■ INSTRUCTIONS TO FOLLOW ■
Arrange the material as a two-column CSV with the headers input and output, starting at the line that has "Patent image size: (1071, 1270)." and stopping after the line that has "The decoupling element 360B is at (683, 818).". Give each piece of material its own row with its text and its answer, each in one quoted field with line breaks replaced by spaces.

■ MATERIAL SUPPLIED ■
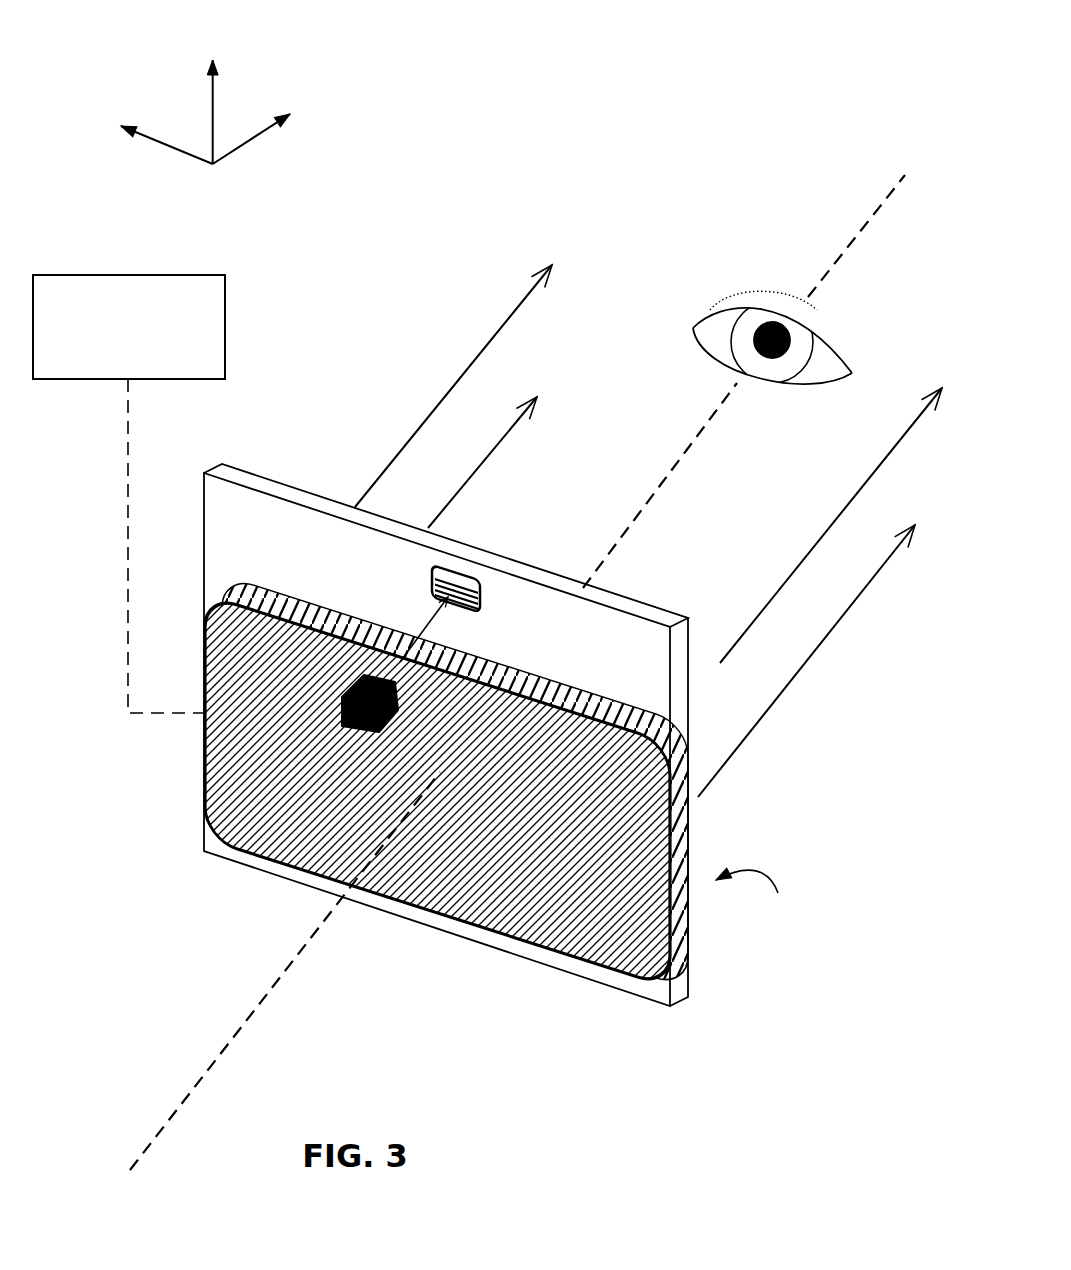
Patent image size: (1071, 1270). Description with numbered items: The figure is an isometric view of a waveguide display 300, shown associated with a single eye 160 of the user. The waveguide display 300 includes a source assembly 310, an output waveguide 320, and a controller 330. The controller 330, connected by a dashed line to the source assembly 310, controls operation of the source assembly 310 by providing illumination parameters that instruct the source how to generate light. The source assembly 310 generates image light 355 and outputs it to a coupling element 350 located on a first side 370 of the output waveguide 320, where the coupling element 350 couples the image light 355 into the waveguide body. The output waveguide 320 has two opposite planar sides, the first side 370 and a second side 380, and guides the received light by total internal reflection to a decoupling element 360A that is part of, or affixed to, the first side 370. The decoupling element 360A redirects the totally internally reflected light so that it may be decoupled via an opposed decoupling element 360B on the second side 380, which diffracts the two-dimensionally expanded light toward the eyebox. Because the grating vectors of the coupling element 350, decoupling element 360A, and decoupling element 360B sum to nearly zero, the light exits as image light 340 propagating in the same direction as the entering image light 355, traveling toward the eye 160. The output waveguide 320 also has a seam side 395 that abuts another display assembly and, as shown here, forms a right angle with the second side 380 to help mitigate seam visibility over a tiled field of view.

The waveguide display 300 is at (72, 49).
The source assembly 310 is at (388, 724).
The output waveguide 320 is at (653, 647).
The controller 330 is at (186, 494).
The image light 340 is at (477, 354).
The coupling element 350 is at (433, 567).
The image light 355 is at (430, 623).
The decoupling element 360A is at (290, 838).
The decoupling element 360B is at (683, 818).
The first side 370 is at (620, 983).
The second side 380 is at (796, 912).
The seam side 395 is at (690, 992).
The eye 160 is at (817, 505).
...
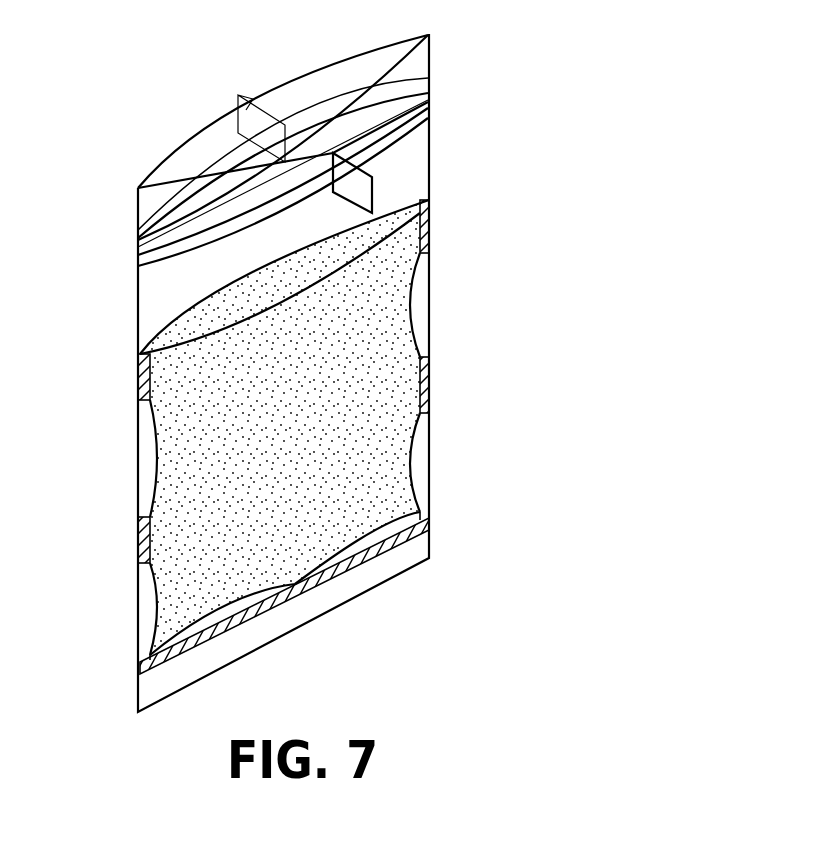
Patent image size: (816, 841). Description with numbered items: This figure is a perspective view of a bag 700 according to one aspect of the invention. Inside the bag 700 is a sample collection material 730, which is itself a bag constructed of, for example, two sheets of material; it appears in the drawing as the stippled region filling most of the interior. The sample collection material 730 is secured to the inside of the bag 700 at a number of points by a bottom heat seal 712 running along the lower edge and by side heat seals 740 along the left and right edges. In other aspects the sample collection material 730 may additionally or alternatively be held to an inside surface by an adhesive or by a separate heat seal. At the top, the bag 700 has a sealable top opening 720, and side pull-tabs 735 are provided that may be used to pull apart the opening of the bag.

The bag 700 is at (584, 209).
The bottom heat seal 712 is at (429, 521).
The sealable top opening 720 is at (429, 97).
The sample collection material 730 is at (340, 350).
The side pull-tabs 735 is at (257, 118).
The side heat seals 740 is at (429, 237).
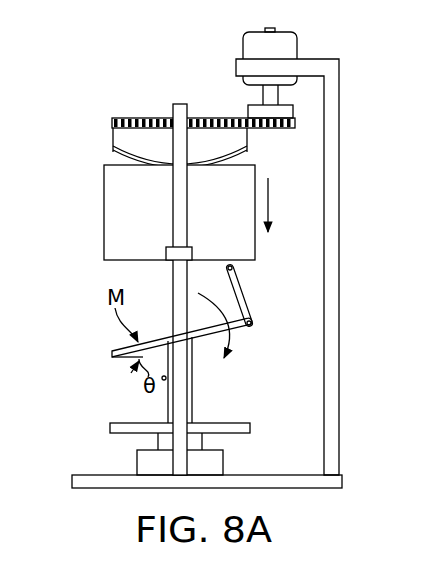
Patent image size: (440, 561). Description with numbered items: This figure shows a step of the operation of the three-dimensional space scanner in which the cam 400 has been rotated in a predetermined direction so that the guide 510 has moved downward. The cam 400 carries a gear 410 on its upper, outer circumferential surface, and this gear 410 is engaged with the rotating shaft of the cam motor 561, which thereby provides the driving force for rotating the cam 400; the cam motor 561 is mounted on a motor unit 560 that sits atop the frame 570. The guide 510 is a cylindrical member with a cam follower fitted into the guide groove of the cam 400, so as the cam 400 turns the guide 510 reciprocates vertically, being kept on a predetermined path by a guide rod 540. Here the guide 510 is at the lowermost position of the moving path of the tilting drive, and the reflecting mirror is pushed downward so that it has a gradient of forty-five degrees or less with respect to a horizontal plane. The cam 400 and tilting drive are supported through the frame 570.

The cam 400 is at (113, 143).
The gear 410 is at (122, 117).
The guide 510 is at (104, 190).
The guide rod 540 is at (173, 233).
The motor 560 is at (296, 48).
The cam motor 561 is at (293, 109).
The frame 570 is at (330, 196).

■ SOLUTION ■
input,output
"Patent image size: (1071, 1270). Description with numbered items: The figure is an isometric view of a waveguide display 300, shown associated with a single eye 160 of the user. The waveguide display 300 includes a source assembly 310, an output waveguide 320, and a controller 330. The controller 330, connected by a dashed line to the source assembly 310, controls operation of the source assembly 310 by providing illumination parameters that instruct the source how to generate light. The source assembly 310 generates image light 355 and outputs it to a coupling element 350 located on a first side 370 of the output waveguide 320, where the coupling element 350 couples the image light 355 into the waveguide body. The output waveguide 320 has two opposite planar sides, the first side 370 and a second side 380, and guides the received light by total internal reflection to a decoupling element 360A that is part of, or affixed to, the first side 370. The decoupling element 360A redirects the totally internally reflected light so that it may be decoupled via an opposed decoupling element 360B on the second side 380, which diffracts the two-dimensionally expanded light toward the eyebox. Because the grating vectors of the coupling element 350, decoupling element 360A, and decoupling element 360B sum to nearly zero, the light exits as image light 340 propagating in the same direction as the entering image light 355, traveling toward the eye 160. The output waveguide 320 also has a seam side 395 that abuts another display assembly and, as shown here, forms a right angle with the second side 380 to help mitigate seam visibility over a tiled field of view.","The waveguide display 300 is at (72, 49). The source assembly 310 is at (388, 724). The output waveguide 320 is at (653, 647). The controller 330 is at (186, 494). The image light 340 is at (477, 354). The coupling element 350 is at (433, 567). The image light 355 is at (430, 623). The decoupling element 360A is at (290, 838). The decoupling element 360B is at (683, 818)."